From the data that follows, copy every line holding the string "mean".

** BEGIN Data provided **

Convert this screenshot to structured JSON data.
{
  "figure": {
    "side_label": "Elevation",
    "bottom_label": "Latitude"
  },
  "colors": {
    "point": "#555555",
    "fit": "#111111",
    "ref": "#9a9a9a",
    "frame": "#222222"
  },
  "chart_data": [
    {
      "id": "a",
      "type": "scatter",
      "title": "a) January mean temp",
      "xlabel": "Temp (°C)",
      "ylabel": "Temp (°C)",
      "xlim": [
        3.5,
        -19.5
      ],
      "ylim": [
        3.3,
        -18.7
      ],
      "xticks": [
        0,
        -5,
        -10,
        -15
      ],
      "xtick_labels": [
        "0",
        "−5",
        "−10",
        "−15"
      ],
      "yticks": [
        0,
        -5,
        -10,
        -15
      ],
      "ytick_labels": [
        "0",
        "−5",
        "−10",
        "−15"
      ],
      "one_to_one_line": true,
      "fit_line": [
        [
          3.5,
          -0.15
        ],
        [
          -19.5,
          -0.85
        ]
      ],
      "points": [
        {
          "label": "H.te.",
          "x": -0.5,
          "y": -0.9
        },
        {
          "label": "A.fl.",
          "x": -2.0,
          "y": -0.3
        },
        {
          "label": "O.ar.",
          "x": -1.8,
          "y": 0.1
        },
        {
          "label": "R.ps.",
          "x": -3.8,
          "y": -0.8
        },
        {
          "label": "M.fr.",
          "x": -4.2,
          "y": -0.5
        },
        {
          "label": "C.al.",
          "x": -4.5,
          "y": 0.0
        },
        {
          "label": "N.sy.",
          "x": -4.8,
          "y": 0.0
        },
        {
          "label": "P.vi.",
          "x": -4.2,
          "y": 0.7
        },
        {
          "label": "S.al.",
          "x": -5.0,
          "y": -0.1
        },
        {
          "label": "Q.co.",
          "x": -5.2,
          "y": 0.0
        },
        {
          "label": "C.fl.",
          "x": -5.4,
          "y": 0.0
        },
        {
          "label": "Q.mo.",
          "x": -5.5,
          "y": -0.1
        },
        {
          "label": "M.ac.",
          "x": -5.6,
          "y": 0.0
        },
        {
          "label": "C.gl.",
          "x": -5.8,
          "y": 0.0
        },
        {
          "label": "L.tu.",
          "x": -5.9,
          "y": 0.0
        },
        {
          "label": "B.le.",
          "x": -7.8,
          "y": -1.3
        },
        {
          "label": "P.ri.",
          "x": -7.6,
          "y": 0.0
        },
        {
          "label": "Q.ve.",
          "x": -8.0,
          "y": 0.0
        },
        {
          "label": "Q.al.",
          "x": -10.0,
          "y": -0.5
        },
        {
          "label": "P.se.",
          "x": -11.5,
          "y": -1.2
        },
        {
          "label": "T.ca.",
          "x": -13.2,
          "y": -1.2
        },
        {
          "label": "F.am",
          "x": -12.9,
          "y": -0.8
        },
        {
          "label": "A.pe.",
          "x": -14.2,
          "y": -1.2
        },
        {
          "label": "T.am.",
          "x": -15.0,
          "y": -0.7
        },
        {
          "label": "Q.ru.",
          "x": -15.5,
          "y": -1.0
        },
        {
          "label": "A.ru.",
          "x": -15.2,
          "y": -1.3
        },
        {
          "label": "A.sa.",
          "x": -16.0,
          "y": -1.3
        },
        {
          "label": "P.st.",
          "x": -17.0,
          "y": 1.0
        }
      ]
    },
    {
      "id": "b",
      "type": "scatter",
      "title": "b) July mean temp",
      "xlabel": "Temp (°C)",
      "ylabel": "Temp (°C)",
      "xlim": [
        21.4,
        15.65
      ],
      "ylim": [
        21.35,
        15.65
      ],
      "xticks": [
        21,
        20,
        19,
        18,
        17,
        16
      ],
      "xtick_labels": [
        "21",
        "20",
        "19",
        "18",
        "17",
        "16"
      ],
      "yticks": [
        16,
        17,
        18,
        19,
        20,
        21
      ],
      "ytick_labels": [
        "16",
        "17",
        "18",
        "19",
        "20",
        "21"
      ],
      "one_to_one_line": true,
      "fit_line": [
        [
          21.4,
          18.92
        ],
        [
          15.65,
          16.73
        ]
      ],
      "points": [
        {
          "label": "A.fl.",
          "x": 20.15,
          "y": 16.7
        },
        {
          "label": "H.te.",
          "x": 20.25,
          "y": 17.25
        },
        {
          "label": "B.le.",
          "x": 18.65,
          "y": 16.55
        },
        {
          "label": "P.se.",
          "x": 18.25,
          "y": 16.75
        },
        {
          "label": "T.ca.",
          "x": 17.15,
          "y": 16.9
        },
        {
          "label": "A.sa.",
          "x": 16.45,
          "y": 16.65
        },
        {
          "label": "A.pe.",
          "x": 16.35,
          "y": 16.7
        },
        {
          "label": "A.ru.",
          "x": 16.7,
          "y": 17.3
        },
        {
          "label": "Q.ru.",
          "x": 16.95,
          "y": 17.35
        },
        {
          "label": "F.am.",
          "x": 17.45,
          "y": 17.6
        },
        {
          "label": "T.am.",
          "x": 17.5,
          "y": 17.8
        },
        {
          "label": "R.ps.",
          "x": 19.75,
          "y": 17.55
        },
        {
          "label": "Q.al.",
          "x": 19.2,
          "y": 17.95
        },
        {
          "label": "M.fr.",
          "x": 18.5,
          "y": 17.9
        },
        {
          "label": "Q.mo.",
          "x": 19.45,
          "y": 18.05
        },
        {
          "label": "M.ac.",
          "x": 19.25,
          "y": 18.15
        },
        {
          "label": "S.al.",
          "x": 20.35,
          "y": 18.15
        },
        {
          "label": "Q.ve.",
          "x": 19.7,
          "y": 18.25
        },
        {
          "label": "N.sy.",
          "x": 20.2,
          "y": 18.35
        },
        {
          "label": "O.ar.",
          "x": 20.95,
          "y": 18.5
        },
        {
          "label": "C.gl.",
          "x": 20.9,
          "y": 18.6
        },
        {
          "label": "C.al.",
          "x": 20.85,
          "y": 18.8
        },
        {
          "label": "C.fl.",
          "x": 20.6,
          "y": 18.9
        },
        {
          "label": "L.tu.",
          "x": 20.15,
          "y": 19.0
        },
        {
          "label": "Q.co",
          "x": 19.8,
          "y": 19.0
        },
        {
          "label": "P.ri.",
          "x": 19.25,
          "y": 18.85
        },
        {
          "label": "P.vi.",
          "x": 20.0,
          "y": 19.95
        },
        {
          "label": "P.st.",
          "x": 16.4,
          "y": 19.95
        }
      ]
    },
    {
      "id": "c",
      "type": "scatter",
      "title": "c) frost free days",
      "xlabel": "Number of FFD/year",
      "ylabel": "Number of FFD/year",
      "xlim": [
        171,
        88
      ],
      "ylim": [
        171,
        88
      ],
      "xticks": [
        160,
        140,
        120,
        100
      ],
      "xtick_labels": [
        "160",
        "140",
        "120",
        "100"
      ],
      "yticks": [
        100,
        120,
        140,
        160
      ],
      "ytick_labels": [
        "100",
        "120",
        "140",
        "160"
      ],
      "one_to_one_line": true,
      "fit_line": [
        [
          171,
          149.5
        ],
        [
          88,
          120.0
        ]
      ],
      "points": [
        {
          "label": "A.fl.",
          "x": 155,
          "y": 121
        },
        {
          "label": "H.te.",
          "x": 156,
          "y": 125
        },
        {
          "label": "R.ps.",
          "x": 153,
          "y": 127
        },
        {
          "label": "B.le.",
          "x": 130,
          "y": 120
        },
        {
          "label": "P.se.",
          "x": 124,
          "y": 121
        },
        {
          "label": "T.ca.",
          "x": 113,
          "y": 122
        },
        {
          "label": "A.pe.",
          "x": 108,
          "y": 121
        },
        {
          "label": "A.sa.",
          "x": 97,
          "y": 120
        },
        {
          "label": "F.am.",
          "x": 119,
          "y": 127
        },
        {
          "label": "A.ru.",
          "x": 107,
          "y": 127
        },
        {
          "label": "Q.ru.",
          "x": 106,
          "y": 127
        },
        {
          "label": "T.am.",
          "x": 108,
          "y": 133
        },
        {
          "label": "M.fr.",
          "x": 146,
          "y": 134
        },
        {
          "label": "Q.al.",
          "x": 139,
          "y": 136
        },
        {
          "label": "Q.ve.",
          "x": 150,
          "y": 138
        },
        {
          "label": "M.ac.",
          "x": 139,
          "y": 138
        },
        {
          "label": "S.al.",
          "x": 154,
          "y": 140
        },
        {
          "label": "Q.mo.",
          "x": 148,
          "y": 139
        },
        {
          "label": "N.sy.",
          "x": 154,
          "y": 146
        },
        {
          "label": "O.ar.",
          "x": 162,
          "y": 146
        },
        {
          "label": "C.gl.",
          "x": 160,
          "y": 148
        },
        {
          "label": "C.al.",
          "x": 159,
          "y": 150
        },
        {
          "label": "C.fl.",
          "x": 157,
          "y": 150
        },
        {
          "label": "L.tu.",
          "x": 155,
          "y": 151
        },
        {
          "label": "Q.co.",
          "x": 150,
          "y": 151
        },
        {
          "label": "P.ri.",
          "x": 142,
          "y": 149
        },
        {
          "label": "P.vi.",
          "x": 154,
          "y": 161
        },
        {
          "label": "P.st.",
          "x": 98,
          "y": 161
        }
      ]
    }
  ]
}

** END Data provided **

» Response below:
      "title": "a) January mean temp",
      "title": "b) July mean temp",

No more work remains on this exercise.